▶ **WRITTEN PROBLEM**
Reproduce each line from the records that holds "было".

▶ **TASK MATERIAL**

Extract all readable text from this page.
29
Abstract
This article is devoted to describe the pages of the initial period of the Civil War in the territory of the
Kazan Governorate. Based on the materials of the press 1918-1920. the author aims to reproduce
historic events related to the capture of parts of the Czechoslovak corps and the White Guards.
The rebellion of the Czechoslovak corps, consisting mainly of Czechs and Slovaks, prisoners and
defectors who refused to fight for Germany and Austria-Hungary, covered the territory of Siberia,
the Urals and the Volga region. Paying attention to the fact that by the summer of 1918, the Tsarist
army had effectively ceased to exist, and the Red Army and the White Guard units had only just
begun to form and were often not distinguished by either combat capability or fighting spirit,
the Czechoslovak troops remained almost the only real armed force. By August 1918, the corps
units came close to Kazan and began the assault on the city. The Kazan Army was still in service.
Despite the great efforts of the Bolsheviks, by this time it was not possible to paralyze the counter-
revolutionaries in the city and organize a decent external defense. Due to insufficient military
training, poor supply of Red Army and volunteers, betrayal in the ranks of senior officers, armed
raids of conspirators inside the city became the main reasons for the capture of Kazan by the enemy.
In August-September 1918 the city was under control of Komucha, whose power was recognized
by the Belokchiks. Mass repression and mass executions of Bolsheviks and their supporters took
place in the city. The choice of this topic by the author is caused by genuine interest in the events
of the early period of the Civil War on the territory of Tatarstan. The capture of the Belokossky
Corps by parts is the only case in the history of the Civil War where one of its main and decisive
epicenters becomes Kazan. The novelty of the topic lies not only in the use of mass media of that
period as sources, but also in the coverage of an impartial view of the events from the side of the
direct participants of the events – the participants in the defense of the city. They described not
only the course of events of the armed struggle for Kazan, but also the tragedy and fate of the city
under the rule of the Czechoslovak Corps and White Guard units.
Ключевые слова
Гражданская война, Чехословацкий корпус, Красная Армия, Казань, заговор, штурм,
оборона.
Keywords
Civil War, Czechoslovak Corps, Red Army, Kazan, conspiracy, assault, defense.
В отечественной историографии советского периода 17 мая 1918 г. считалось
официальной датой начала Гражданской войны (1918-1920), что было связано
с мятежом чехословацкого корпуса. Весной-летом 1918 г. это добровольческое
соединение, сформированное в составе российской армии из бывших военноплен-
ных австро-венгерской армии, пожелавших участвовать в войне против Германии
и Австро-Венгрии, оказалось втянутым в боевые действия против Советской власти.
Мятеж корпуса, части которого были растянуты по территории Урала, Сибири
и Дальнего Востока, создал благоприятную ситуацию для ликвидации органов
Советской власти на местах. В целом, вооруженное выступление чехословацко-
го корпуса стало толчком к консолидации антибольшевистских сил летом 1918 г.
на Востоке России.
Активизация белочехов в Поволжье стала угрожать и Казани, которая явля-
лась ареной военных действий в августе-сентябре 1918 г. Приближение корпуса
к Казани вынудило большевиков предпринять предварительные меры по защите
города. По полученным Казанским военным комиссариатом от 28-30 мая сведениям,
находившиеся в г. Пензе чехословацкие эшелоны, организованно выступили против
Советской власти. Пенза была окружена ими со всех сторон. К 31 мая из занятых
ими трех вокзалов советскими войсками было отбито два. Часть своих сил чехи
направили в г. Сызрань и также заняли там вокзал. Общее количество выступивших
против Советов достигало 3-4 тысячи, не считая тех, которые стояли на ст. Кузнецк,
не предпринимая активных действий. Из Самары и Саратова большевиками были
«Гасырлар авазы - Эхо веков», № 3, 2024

▶ **SOLUTION FOR THIS TASK**
официальной датой начала Гражданской войны (1918-1920), что было связано
ими трех вокзалов советскими войсками было отбито два. Часть своих сил чехи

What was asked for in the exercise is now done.